Do this: In the records below, tally every line containing "heading". Report only the total.

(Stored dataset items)
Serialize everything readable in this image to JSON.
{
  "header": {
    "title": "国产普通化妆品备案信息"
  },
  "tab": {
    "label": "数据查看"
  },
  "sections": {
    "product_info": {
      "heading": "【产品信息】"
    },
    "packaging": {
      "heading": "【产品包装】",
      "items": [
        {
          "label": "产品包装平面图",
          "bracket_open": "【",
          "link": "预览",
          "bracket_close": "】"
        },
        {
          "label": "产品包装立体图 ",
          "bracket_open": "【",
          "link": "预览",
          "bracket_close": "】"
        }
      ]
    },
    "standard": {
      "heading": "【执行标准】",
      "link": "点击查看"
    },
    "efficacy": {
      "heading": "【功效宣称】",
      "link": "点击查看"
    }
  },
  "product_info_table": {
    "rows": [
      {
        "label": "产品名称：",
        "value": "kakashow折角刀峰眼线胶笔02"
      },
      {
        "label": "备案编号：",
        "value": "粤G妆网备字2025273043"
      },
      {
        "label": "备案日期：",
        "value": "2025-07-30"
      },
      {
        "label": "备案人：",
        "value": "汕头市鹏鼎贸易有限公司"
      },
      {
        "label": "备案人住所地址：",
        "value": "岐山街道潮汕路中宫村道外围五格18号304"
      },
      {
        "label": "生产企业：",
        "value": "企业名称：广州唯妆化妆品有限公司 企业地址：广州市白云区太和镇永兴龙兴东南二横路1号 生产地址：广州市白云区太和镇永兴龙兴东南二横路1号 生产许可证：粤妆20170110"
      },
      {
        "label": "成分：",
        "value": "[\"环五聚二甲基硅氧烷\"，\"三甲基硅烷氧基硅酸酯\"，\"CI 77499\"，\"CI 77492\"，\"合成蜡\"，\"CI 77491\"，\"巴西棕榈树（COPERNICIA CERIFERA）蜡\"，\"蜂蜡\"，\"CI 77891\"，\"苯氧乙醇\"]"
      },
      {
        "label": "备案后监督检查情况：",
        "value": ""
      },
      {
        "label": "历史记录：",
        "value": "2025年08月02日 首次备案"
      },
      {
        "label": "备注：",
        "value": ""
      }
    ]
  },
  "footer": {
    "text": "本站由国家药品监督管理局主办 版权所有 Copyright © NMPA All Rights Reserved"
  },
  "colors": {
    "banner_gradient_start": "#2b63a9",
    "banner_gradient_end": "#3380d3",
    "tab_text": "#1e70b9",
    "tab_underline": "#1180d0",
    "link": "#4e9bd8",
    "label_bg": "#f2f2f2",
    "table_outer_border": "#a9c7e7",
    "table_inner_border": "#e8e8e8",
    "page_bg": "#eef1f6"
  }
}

Answer to this task: 4